### PROBLEM REQUIREMENTS
Identify every line in the records below that contains the word "with", and reproduce each one.

┌─ DATASET ENTRIES

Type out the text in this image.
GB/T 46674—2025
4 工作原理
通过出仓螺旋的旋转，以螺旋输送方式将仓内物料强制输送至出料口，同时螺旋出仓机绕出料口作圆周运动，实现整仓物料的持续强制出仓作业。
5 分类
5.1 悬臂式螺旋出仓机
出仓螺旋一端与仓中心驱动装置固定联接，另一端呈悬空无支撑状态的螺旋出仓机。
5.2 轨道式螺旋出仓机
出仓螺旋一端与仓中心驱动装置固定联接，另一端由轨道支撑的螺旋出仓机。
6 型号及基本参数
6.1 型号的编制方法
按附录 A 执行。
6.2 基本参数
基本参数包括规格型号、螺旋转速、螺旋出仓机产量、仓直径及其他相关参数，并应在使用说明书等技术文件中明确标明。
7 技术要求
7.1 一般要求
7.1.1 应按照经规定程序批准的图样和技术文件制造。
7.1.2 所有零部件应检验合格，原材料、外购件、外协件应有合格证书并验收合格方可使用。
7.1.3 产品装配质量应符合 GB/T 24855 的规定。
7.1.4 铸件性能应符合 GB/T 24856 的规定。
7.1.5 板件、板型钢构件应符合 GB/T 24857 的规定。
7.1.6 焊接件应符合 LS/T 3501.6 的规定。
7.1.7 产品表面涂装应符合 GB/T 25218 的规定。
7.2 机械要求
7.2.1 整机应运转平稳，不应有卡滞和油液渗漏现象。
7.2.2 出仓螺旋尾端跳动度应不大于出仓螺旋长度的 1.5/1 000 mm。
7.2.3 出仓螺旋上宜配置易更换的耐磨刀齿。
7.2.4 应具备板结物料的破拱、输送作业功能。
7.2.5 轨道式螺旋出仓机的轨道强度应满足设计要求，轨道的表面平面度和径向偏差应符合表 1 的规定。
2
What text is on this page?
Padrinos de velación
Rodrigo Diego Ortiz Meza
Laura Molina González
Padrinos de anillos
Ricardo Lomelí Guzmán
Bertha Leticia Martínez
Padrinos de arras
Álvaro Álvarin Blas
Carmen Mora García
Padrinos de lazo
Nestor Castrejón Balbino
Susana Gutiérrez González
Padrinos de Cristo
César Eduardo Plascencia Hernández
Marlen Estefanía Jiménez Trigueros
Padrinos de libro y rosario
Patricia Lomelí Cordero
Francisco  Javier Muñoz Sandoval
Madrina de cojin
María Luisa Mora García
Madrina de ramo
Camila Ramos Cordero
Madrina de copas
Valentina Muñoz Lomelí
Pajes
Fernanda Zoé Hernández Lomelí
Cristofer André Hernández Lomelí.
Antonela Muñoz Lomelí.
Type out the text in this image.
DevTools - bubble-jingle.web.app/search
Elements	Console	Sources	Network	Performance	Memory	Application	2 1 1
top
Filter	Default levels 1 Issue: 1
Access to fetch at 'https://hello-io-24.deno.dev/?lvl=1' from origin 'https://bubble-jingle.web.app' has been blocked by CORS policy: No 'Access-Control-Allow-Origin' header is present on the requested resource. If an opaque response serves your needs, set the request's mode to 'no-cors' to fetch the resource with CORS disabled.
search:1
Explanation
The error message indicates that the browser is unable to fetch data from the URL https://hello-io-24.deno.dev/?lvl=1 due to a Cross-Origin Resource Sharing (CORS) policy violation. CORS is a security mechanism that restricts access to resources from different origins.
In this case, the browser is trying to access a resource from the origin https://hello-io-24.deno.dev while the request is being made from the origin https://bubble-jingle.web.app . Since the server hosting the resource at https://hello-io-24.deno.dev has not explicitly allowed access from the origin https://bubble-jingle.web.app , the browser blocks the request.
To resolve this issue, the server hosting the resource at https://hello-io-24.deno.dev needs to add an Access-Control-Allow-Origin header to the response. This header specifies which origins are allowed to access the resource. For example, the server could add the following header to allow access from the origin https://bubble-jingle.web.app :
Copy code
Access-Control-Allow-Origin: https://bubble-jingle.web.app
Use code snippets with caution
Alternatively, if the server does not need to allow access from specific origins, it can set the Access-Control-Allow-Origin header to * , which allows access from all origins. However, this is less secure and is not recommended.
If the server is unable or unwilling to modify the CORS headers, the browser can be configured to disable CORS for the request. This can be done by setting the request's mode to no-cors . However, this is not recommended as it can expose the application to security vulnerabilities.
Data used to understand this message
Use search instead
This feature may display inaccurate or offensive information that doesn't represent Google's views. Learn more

└─

### RESPONSE BELOW
Access to fetch at 'https://hello-io-24.deno.dev/?lvl=1' from origin 'https://bubble-jingle.web.app' has been blocked by CORS policy: No 'Access-Control-Allow-Origin' header is present on the requested resource. If an opaque response serves your needs, set the request's mode to 'no-cors' to fetch the resource with CORS disabled.
Use code snippets with caution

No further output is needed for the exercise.